─── Task material ───
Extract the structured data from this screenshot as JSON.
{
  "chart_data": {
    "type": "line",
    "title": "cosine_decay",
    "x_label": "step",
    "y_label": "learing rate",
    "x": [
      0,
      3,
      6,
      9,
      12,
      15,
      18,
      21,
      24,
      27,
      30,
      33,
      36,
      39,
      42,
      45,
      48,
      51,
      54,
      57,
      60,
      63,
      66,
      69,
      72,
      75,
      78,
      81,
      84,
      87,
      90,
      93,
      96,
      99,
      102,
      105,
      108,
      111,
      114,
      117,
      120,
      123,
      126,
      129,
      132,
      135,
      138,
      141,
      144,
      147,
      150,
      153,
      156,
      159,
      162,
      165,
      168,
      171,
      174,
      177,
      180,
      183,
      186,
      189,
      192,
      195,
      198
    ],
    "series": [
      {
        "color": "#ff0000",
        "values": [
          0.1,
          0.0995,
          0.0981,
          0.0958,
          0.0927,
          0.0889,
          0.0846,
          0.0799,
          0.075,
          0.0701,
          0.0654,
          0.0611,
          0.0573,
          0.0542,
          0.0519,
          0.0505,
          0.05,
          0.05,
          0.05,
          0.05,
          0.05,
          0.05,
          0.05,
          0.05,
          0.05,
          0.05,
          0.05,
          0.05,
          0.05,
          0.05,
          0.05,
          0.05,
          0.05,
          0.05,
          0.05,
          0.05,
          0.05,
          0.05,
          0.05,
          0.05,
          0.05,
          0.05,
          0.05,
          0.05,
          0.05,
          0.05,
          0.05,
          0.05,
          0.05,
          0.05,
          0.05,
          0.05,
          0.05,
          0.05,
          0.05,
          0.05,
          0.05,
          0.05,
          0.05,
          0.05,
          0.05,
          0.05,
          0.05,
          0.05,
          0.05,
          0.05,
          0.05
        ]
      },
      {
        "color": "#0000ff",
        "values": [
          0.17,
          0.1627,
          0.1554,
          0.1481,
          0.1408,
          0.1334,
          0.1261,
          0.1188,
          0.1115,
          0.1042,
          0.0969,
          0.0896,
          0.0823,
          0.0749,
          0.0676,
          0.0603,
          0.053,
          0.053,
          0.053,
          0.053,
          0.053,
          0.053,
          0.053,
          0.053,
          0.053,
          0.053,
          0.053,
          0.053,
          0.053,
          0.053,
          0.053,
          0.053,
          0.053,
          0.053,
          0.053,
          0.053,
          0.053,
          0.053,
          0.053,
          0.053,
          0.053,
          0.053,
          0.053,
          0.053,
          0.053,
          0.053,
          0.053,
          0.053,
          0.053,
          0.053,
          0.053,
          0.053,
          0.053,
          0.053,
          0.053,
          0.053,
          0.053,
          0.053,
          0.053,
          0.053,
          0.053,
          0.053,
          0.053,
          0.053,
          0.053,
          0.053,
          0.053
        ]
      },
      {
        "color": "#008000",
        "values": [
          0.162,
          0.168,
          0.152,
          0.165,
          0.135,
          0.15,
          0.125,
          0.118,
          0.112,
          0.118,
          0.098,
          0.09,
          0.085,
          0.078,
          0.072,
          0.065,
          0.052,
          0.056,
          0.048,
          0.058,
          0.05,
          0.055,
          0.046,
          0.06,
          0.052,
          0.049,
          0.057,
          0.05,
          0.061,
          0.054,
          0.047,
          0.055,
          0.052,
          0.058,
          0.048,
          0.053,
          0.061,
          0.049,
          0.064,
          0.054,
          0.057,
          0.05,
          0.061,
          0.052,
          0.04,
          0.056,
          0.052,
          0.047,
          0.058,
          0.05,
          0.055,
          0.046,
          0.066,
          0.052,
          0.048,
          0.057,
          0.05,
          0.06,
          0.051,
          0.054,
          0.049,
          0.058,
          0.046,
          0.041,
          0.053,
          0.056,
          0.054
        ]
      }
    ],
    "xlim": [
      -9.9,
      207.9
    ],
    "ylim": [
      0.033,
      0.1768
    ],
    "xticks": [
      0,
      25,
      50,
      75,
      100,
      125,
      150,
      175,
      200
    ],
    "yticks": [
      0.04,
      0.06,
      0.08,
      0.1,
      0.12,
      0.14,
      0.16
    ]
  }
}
───
Exercise directions
Find the lines above that contain the word "color" and collect them.

Task solution
        "color": "#ff0000",
        "color": "#0000ff",
        "color": "#008000",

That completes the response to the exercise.